**The request**
Retype the lines running from the one containing "svg-text:22: 22: [435, 301, 449, 314]" through the one containing "svg-text:2021: 2021: [239, 347, 253, 374]", character for character.
↓
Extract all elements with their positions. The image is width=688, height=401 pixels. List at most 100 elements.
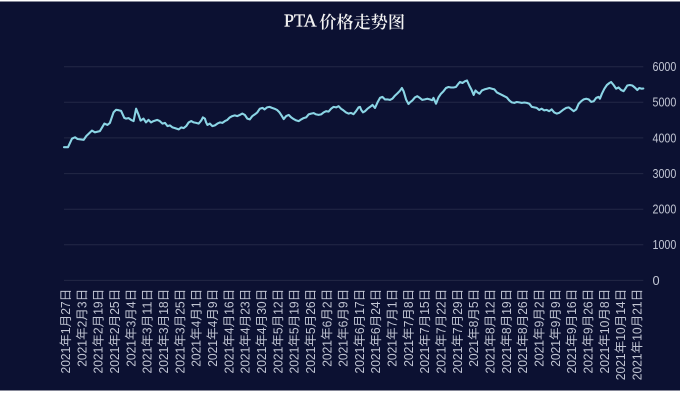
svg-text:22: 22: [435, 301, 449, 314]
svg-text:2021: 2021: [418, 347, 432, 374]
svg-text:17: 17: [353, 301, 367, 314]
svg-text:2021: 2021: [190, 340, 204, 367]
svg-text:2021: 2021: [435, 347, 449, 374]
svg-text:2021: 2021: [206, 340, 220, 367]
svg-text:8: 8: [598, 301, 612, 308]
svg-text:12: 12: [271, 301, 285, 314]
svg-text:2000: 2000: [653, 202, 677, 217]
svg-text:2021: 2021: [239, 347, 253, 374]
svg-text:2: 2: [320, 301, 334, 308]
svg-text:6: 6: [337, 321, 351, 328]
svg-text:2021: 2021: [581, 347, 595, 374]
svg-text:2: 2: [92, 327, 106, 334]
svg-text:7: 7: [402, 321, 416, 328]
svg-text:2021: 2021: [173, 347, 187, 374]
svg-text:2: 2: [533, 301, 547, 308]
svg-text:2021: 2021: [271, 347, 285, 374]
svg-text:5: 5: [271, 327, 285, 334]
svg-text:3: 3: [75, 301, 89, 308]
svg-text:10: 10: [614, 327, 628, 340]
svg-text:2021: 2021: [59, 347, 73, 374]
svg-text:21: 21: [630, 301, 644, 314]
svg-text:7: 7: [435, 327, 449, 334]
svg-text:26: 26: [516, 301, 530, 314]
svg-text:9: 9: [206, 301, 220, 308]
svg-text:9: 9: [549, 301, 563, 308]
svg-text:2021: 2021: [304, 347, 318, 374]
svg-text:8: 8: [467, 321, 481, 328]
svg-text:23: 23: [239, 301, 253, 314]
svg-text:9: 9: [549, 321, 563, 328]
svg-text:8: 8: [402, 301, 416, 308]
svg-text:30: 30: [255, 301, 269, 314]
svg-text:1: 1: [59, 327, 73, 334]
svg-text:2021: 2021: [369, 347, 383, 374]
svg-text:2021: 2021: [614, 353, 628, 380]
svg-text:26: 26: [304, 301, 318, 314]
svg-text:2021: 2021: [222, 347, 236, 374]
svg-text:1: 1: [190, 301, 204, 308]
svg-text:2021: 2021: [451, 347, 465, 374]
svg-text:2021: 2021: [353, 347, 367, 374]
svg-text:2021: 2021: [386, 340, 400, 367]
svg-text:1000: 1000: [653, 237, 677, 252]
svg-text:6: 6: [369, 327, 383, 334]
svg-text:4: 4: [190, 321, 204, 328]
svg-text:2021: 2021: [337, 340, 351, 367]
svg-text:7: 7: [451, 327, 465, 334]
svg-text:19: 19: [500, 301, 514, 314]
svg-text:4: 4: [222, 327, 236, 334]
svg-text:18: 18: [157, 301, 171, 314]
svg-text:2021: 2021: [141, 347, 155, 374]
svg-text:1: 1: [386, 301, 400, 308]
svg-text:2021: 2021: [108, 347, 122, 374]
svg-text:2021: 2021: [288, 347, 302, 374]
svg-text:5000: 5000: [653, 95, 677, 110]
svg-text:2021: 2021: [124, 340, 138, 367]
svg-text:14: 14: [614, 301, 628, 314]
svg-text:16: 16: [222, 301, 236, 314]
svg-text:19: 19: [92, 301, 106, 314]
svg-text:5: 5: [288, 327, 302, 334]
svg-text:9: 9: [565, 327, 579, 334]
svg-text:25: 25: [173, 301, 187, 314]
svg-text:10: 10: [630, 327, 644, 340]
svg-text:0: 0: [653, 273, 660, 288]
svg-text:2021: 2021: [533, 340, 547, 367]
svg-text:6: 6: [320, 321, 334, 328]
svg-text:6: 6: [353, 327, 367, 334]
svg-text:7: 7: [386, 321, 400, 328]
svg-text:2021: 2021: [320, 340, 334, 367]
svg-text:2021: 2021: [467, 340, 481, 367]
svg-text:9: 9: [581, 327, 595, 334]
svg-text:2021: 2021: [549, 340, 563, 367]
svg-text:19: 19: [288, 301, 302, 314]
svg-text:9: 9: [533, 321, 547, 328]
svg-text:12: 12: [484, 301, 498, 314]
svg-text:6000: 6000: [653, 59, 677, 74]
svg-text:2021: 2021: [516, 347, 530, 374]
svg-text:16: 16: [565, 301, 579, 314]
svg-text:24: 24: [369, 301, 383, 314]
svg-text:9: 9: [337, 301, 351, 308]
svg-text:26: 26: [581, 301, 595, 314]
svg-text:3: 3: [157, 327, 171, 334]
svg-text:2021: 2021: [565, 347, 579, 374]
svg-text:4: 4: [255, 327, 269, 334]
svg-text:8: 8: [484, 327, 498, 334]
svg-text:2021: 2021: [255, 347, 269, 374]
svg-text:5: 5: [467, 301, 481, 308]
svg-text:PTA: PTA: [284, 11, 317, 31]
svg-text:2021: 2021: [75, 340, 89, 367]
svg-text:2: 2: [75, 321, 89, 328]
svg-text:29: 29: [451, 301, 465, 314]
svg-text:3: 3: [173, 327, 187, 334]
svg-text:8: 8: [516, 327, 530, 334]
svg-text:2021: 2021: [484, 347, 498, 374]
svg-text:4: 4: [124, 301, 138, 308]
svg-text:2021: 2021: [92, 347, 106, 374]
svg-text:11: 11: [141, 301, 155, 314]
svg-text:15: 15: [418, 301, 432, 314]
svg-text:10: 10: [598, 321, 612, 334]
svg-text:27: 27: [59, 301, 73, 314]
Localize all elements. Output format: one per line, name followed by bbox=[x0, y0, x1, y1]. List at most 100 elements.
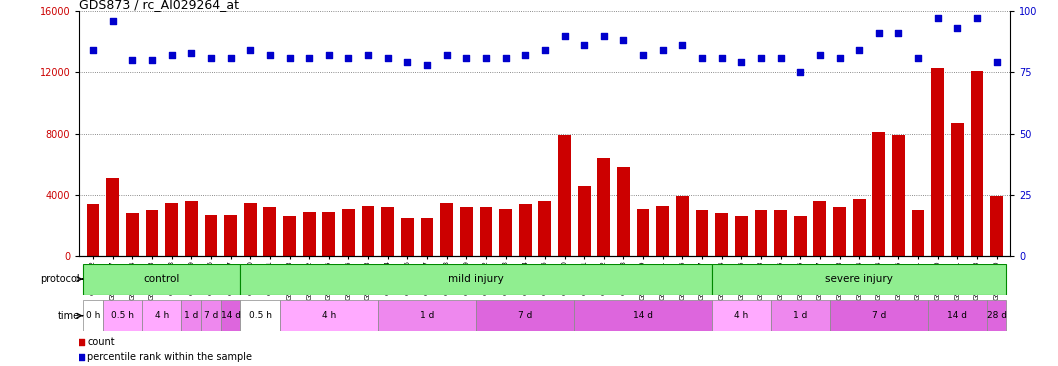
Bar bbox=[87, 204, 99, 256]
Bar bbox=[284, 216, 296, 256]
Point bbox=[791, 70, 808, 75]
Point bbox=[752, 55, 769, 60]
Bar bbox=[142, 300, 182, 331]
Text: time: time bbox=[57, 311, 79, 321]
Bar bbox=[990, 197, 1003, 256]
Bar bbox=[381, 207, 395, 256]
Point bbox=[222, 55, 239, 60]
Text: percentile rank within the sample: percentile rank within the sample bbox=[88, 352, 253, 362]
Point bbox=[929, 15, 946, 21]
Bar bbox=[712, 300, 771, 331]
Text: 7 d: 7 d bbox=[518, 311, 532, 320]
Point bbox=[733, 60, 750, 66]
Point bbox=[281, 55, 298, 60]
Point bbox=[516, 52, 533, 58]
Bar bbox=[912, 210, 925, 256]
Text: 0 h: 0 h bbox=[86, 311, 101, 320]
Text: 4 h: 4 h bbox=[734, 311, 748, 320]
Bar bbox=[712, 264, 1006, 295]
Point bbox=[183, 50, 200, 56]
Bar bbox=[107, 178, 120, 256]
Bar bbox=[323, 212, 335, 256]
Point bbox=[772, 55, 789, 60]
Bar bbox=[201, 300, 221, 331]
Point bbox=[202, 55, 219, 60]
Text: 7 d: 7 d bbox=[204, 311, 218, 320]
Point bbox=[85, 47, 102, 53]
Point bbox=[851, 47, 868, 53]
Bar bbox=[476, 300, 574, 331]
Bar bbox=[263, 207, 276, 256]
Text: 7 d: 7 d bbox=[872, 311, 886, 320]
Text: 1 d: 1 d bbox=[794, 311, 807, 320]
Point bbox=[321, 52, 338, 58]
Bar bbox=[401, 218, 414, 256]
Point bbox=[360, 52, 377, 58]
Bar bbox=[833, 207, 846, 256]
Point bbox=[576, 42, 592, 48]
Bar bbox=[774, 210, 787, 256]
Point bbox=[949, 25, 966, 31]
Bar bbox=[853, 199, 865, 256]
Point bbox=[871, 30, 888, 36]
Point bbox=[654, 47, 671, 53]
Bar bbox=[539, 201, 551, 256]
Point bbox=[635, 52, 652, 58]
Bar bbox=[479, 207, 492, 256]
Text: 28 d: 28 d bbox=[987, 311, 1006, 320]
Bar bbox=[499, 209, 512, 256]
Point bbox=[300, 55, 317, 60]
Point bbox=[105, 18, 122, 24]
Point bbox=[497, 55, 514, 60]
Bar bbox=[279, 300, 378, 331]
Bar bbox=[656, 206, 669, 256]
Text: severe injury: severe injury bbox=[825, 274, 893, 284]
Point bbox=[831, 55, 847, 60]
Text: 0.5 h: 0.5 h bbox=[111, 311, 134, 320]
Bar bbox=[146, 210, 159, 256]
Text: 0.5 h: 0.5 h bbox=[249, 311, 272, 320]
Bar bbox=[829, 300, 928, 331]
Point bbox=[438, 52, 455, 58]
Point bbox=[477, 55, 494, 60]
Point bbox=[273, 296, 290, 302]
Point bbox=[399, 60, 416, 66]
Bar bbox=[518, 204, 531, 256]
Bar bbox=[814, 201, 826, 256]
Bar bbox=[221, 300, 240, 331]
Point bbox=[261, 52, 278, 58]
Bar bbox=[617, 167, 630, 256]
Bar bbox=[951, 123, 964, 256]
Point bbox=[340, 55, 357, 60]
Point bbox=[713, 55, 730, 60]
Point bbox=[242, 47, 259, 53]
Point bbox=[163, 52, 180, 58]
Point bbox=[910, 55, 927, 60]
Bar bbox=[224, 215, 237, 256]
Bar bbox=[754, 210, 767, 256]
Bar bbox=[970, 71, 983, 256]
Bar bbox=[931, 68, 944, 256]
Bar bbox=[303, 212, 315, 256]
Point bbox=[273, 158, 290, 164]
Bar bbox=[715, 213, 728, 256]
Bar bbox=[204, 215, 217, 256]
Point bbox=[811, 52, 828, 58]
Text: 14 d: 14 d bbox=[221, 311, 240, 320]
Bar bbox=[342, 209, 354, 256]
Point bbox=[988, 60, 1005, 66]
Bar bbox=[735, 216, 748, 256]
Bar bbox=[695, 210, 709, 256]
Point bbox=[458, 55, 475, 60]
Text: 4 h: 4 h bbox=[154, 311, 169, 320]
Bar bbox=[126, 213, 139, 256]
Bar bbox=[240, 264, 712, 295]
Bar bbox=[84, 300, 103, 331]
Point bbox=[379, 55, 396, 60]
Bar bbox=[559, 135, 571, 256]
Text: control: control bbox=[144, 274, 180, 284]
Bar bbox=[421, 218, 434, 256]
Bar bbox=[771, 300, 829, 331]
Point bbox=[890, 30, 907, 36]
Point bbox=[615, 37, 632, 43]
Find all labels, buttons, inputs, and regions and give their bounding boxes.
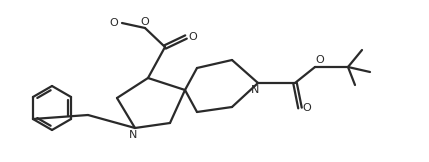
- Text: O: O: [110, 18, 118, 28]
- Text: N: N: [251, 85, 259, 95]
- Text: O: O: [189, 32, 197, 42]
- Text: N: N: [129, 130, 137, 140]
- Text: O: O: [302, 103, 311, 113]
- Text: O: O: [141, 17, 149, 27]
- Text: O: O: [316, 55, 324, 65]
↑
**The solution**
svg-text:22: 22: [435, 301, 449, 314]
svg-text:2021: 2021: [418, 347, 432, 374]
svg-text:17: 17: [353, 301, 367, 314]
svg-text:2021: 2021: [190, 340, 204, 367]
svg-text:2021: 2021: [435, 347, 449, 374]
svg-text:2021: 2021: [206, 340, 220, 367]
svg-text:8: 8: [598, 301, 612, 308]
svg-text:12: 12: [271, 301, 285, 314]
svg-text:2000: 2000: [653, 202, 677, 217]
svg-text:2021: 2021: [239, 347, 253, 374]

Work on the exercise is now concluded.